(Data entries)
┌──
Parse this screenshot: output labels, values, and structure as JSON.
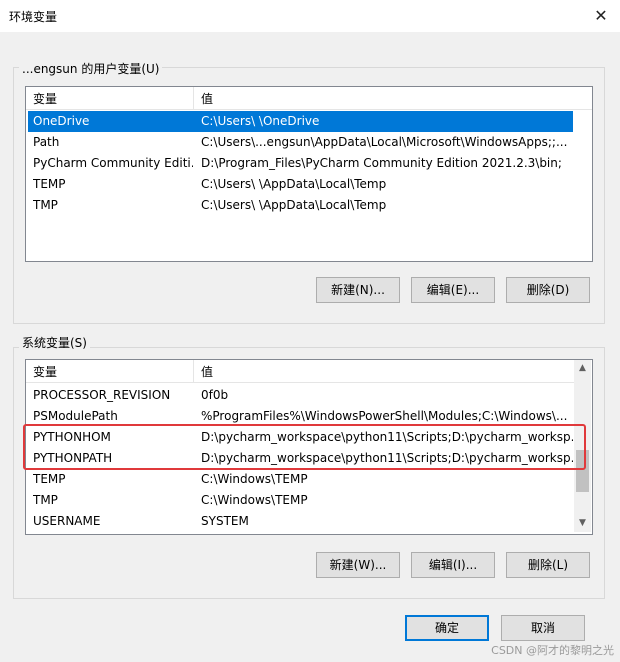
{
  "window": {
    "title": "环境变量",
    "close_icon": "close-icon"
  },
  "user_vars": {
    "group_label": "...engsun 的用户变量(U)",
    "columns": [
      "变量",
      "值"
    ],
    "rows": [
      {
        "name": "OneDrive",
        "value": "C:\\Users\\          \\OneDrive",
        "selected": true
      },
      {
        "name": "Path",
        "value": "C:\\Users\\...engsun\\AppData\\Local\\Microsoft\\WindowsApps;;..."
      },
      {
        "name": "PyCharm Community Editi...",
        "value": "D:\\Program_Files\\PyCharm Community Edition 2021.2.3\\bin;"
      },
      {
        "name": "TEMP",
        "value": "C:\\Users\\         \\AppData\\Local\\Temp"
      },
      {
        "name": "TMP",
        "value": "C:\\Users\\         \\AppData\\Local\\Temp"
      }
    ],
    "buttons": {
      "new": "新建(N)...",
      "edit": "编辑(E)...",
      "delete": "删除(D)"
    }
  },
  "system_vars": {
    "group_label": "系统变量(S)",
    "columns": [
      "变量",
      "值"
    ],
    "rows": [
      {
        "name": "PROCESSOR_REVISION",
        "value": "0f0b"
      },
      {
        "name": "PSModulePath",
        "value": "%ProgramFiles%\\WindowsPowerShell\\Modules;C:\\Windows\\..."
      },
      {
        "name": "PYTHONHOM",
        "value": "D:\\pycharm_workspace\\python11\\Scripts;D:\\pycharm_worksp..."
      },
      {
        "name": "PYTHONPATH",
        "value": "D:\\pycharm_workspace\\python11\\Scripts;D:\\pycharm_worksp..."
      },
      {
        "name": "TEMP",
        "value": "C:\\Windows\\TEMP"
      },
      {
        "name": "TMP",
        "value": "C:\\Windows\\TEMP"
      },
      {
        "name": "USERNAME",
        "value": "SYSTEM"
      }
    ],
    "buttons": {
      "new": "新建(W)...",
      "edit": "编辑(I)...",
      "delete": "删除(L)"
    },
    "scroll_position": 0.62
  },
  "footer": {
    "ok": "确定",
    "cancel": "取消"
  },
  "watermark": "CSDN @阿才的黎明之光",
  "colors": {
    "selection": "#0078d7",
    "highlight_box": "#e0393b",
    "default_button_border": "#0078d7"
  }
}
└──
▸ **EXERCISE PROMPT**: Except for the pictures, copy the material above exactly.

▸ **ANSWER TO THE EXERCISE**:
Parse this screenshot: output labels, values, and structure as JSON.
{
  "window": {
    "title": "环境变量",
    "close_icon": "close-icon"
  },
  "user_vars": {
    "group_label": "...engsun 的用户变量(U)",
    "columns": [
      "变量",
      "值"
    ],
    "rows": [
      {
        "name": "OneDrive",
        "value": "C:\\Users\\          \\OneDrive",
        "selected": true
      },
      {
        "name": "Path",
        "value": "C:\\Users\\...engsun\\AppData\\Local\\Microsoft\\WindowsApps;;..."
      },
      {
        "name": "PyCharm Community Editi...",
        "value": "D:\\Program_Files\\PyCharm Community Edition 2021.2.3\\bin;"
      },
      {
        "name": "TEMP",
        "value": "C:\\Users\\         \\AppData\\Local\\Temp"
      },
      {
        "name": "TMP",
        "value": "C:\\Users\\         \\AppData\\Local\\Temp"
      }
    ],
    "buttons": {
      "new": "新建(N)...",
      "edit": "编辑(E)...",
      "delete": "删除(D)"
    }
  },
  "system_vars": {
    "group_label": "系统变量(S)",
    "columns": [
      "变量",
      "值"
    ],
    "rows": [
      {
        "name": "PROCESSOR_REVISION",
        "value": "0f0b"
      },
      {
        "name": "PSModulePath",
        "value": "%ProgramFiles%\\WindowsPowerShell\\Modules;C:\\Windows\\..."
      },
      {
        "name": "PYTHONHOM",
        "value": "D:\\pycharm_workspace\\python11\\Scripts;D:\\pycharm_worksp..."
      },
      {
        "name": "PYTHONPATH",
        "value": "D:\\pycharm_workspace\\python11\\Scripts;D:\\pycharm_worksp..."
      },
      {
        "name": "TEMP",
        "value": "C:\\Windows\\TEMP"
      },
      {
        "name": "TMP",
        "value": "C:\\Windows\\TEMP"
      },
      {
        "name": "USERNAME",
        "value": "SYSTEM"
      }
    ],
    "buttons": {
      "new": "新建(W)...",
      "edit": "编辑(I)...",
      "delete": "删除(L)"
    },
    "scroll_position": 0.62
  },
  "footer": {
    "ok": "确定",
    "cancel": "取消"
  },
  "watermark": "CSDN @阿才的黎明之光",
  "colors": {
    "selection": "#0078d7",
    "highlight_box": "#e0393b",
    "default_button_border": "#0078d7"
  }
}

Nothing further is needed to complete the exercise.